REQUEST:
Repeat each entry exactly and drop the pictures.

####

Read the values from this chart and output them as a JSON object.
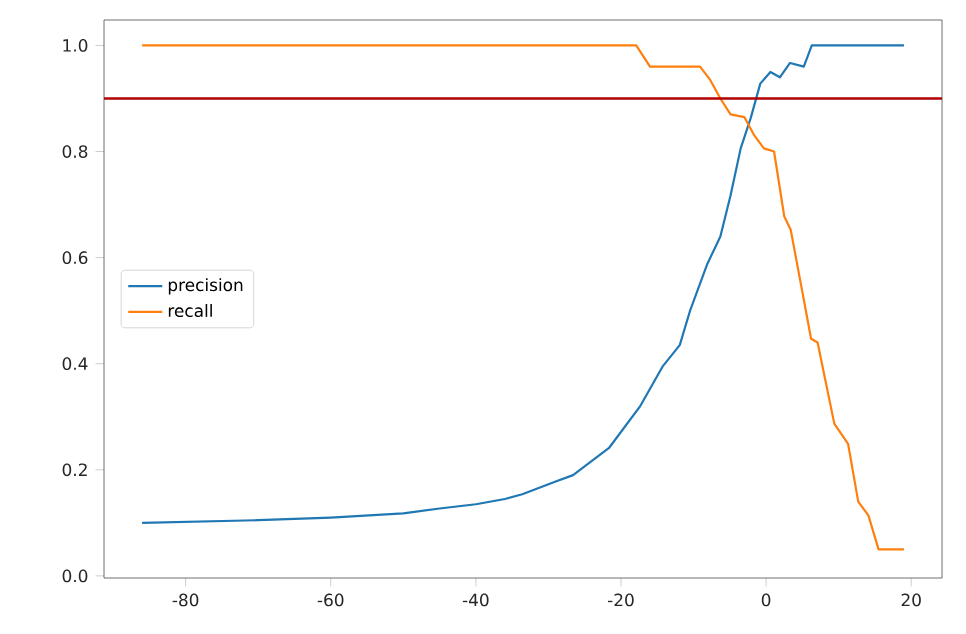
{
  "chart_data": {
    "type": "line",
    "legend": "center left",
    "xlim": [
      -91.25,
      24.25
    ],
    "ylim": [
      -0.004,
      1.048
    ],
    "xticks": [
      -80,
      -60,
      -40,
      -20,
      0,
      20
    ],
    "yticks": [
      {
        "value": 0,
        "label": "0.0"
      },
      0.2,
      0.4,
      0.6,
      0.8,
      {
        "value": 1,
        "label": "1.0"
      }
    ],
    "series": [
      {
        "name": "precision",
        "color": "#1f77b4",
        "x": [
          -86,
          -70,
          -60,
          -50,
          -45,
          -40,
          -36,
          -33.6,
          -29,
          -26.6,
          -21.6,
          -17.4,
          -14.2,
          -11.9,
          -10.5,
          -8.1,
          -6.3,
          -4.9,
          -3.5,
          -2.1,
          -0.8,
          0.6,
          1.9,
          3.3,
          5.2,
          6.3,
          19
        ],
        "values": [
          0.1,
          0.105,
          0.11,
          0.118,
          0.127,
          0.135,
          0.145,
          0.154,
          0.178,
          0.19,
          0.242,
          0.319,
          0.396,
          0.435,
          0.499,
          0.588,
          0.64,
          0.717,
          0.806,
          0.864,
          0.928,
          0.95,
          0.94,
          0.967,
          0.96,
          1.0,
          1.0
        ]
      },
      {
        "name": "recall",
        "color": "#ff7f0e",
        "x": [
          -86,
          -17.9,
          -16,
          -9.1,
          -7.7,
          -6.3,
          -4.9,
          -3.0,
          -1.7,
          -0.3,
          1.1,
          2.5,
          3.4,
          4.8,
          6.2,
          7.1,
          9.4,
          11.3,
          12.7,
          14.1,
          15.5,
          19
        ],
        "values": [
          1.0,
          1.0,
          0.96,
          0.96,
          0.935,
          0.9,
          0.87,
          0.865,
          0.832,
          0.806,
          0.8,
          0.678,
          0.652,
          0.55,
          0.447,
          0.44,
          0.287,
          0.249,
          0.14,
          0.114,
          0.05,
          0.05
        ]
      }
    ],
    "ref_lines": [
      {
        "axis": "y",
        "value": 0.9,
        "color": "#b00000"
      }
    ]
  }
}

####

REPLY TO THE TASK:
Read the values from this chart and output them as a JSON object.
{
  "chart_data": {
    "type": "line",
    "legend": "center left",
    "xlim": [
      -91.25,
      24.25
    ],
    "ylim": [
      -0.004,
      1.048
    ],
    "xticks": [
      -80,
      -60,
      -40,
      -20,
      0,
      20
    ],
    "yticks": [
      {
        "value": 0,
        "label": "0.0"
      },
      0.2,
      0.4,
      0.6,
      0.8,
      {
        "value": 1,
        "label": "1.0"
      }
    ],
    "series": [
      {
        "name": "precision",
        "color": "#1f77b4",
        "x": [
          -86,
          -70,
          -60,
          -50,
          -45,
          -40,
          -36,
          -33.6,
          -29,
          -26.6,
          -21.6,
          -17.4,
          -14.2,
          -11.9,
          -10.5,
          -8.1,
          -6.3,
          -4.9,
          -3.5,
          -2.1,
          -0.8,
          0.6,
          1.9,
          3.3,
          5.2,
          6.3,
          19
        ],
        "values": [
          0.1,
          0.105,
          0.11,
          0.118,
          0.127,
          0.135,
          0.145,
          0.154,
          0.178,
          0.19,
          0.242,
          0.319,
          0.396,
          0.435,
          0.499,
          0.588,
          0.64,
          0.717,
          0.806,
          0.864,
          0.928,
          0.95,
          0.94,
          0.967,
          0.96,
          1.0,
          1.0
        ]
      },
      {
        "name": "recall",
        "color": "#ff7f0e",
        "x": [
          -86,
          -17.9,
          -16,
          -9.1,
          -7.7,
          -6.3,
          -4.9,
          -3.0,
          -1.7,
          -0.3,
          1.1,
          2.5,
          3.4,
          4.8,
          6.2,
          7.1,
          9.4,
          11.3,
          12.7,
          14.1,
          15.5,
          19
        ],
        "values": [
          1.0,
          1.0,
          0.96,
          0.96,
          0.935,
          0.9,
          0.87,
          0.865,
          0.832,
          0.806,
          0.8,
          0.678,
          0.652,
          0.55,
          0.447,
          0.44,
          0.287,
          0.249,
          0.14,
          0.114,
          0.05,
          0.05
        ]
      }
    ],
    "ref_lines": [
      {
        "axis": "y",
        "value": 0.9,
        "color": "#b00000"
      }
    ]
  }
}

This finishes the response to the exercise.